● The problem
Transcribe the records below in full; pictures stay out of the copy.

--- BEGIN Records to use ---

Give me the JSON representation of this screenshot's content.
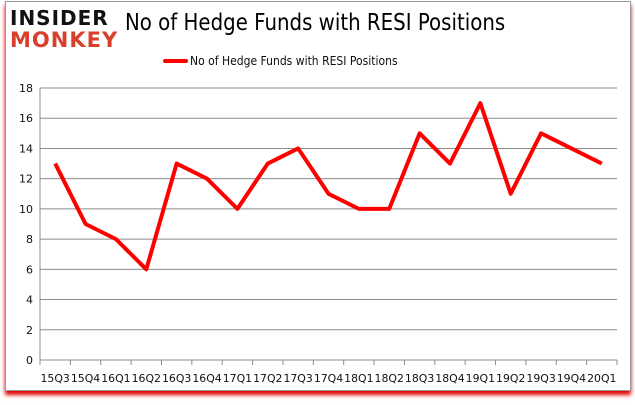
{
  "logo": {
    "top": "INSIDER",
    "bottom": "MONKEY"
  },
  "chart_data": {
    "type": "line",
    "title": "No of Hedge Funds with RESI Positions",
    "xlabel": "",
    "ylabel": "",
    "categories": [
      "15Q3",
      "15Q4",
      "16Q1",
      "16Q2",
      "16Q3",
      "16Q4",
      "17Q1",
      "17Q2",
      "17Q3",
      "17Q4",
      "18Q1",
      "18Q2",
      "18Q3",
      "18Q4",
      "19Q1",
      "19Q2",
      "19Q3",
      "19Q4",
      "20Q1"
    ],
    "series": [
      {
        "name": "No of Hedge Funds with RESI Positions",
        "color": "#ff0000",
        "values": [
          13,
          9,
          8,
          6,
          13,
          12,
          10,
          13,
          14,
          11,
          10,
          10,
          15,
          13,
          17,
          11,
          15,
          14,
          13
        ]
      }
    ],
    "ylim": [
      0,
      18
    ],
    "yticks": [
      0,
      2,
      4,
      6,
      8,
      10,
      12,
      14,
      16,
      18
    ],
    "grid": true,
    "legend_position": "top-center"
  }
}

--- END Records to use ---

● Response below
Give me the JSON representation of this screenshot's content.
{
  "logo": {
    "top": "INSIDER",
    "bottom": "MONKEY"
  },
  "chart_data": {
    "type": "line",
    "title": "No of Hedge Funds with RESI Positions",
    "xlabel": "",
    "ylabel": "",
    "categories": [
      "15Q3",
      "15Q4",
      "16Q1",
      "16Q2",
      "16Q3",
      "16Q4",
      "17Q1",
      "17Q2",
      "17Q3",
      "17Q4",
      "18Q1",
      "18Q2",
      "18Q3",
      "18Q4",
      "19Q1",
      "19Q2",
      "19Q3",
      "19Q4",
      "20Q1"
    ],
    "series": [
      {
        "name": "No of Hedge Funds with RESI Positions",
        "color": "#ff0000",
        "values": [
          13,
          9,
          8,
          6,
          13,
          12,
          10,
          13,
          14,
          11,
          10,
          10,
          15,
          13,
          17,
          11,
          15,
          14,
          13
        ]
      }
    ],
    "ylim": [
      0,
      18
    ],
    "yticks": [
      0,
      2,
      4,
      6,
      8,
      10,
      12,
      14,
      16,
      18
    ],
    "grid": true,
    "legend_position": "top-center"
  }
}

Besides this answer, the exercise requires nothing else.